◆ **Required task**
Transcribe every entry word for word. Skip the pictures.

◆ **Supplied material**
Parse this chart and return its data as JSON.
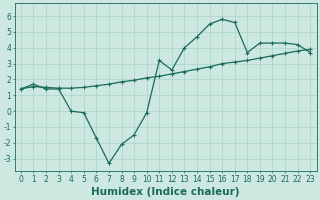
{
  "xlabel": "Humidex (Indice chaleur)",
  "ylabel": "",
  "bg_color": "#cce8e0",
  "grid_color": "#aad4ca",
  "line_color": "#1a6b5a",
  "xlim": [
    -0.5,
    23.5
  ],
  "ylim": [
    -3.8,
    6.8
  ],
  "xticks": [
    0,
    1,
    2,
    3,
    4,
    5,
    6,
    7,
    8,
    9,
    10,
    11,
    12,
    13,
    14,
    15,
    16,
    17,
    18,
    19,
    20,
    21,
    22,
    23
  ],
  "yticks": [
    -3,
    -2,
    -1,
    0,
    1,
    2,
    3,
    4,
    5,
    6
  ],
  "series1_x": [
    0,
    1,
    2,
    3,
    4,
    5,
    6,
    7,
    8,
    9,
    10,
    11,
    12,
    13,
    14,
    15,
    16,
    17,
    18,
    19,
    20,
    21,
    22,
    23
  ],
  "series1_y": [
    1.4,
    1.7,
    1.4,
    1.4,
    0.0,
    -0.1,
    -1.7,
    -3.3,
    -2.1,
    -1.5,
    -0.1,
    3.2,
    2.6,
    4.0,
    4.7,
    5.5,
    5.8,
    5.6,
    3.7,
    4.3,
    4.3,
    4.3,
    4.2,
    3.7
  ],
  "series2_x": [
    0,
    1,
    2,
    3,
    4,
    5,
    6,
    7,
    8,
    9,
    10,
    11,
    12,
    13,
    14,
    15,
    16,
    17,
    18,
    19,
    20,
    21,
    22,
    23
  ],
  "series2_y": [
    1.4,
    1.55,
    1.5,
    1.45,
    1.45,
    1.5,
    1.6,
    1.7,
    1.85,
    1.95,
    2.1,
    2.2,
    2.35,
    2.5,
    2.65,
    2.8,
    3.0,
    3.1,
    3.2,
    3.35,
    3.5,
    3.65,
    3.8,
    3.9
  ],
  "marker": "+",
  "markersize": 3,
  "linewidth": 0.9,
  "fontsize_label": 6.5,
  "fontsize_tick": 5.5,
  "fontsize_xlabel": 7.5
}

◆ **Problem solution**
Parse this chart and return its data as JSON.
{
  "xlabel": "Humidex (Indice chaleur)",
  "ylabel": "",
  "bg_color": "#cce8e0",
  "grid_color": "#aad4ca",
  "line_color": "#1a6b5a",
  "xlim": [
    -0.5,
    23.5
  ],
  "ylim": [
    -3.8,
    6.8
  ],
  "xticks": [
    0,
    1,
    2,
    3,
    4,
    5,
    6,
    7,
    8,
    9,
    10,
    11,
    12,
    13,
    14,
    15,
    16,
    17,
    18,
    19,
    20,
    21,
    22,
    23
  ],
  "yticks": [
    -3,
    -2,
    -1,
    0,
    1,
    2,
    3,
    4,
    5,
    6
  ],
  "series1_x": [
    0,
    1,
    2,
    3,
    4,
    5,
    6,
    7,
    8,
    9,
    10,
    11,
    12,
    13,
    14,
    15,
    16,
    17,
    18,
    19,
    20,
    21,
    22,
    23
  ],
  "series1_y": [
    1.4,
    1.7,
    1.4,
    1.4,
    0.0,
    -0.1,
    -1.7,
    -3.3,
    -2.1,
    -1.5,
    -0.1,
    3.2,
    2.6,
    4.0,
    4.7,
    5.5,
    5.8,
    5.6,
    3.7,
    4.3,
    4.3,
    4.3,
    4.2,
    3.7
  ],
  "series2_x": [
    0,
    1,
    2,
    3,
    4,
    5,
    6,
    7,
    8,
    9,
    10,
    11,
    12,
    13,
    14,
    15,
    16,
    17,
    18,
    19,
    20,
    21,
    22,
    23
  ],
  "series2_y": [
    1.4,
    1.55,
    1.5,
    1.45,
    1.45,
    1.5,
    1.6,
    1.7,
    1.85,
    1.95,
    2.1,
    2.2,
    2.35,
    2.5,
    2.65,
    2.8,
    3.0,
    3.1,
    3.2,
    3.35,
    3.5,
    3.65,
    3.8,
    3.9
  ],
  "marker": "+",
  "markersize": 3,
  "linewidth": 0.9,
  "fontsize_label": 6.5,
  "fontsize_tick": 5.5,
  "fontsize_xlabel": 7.5
}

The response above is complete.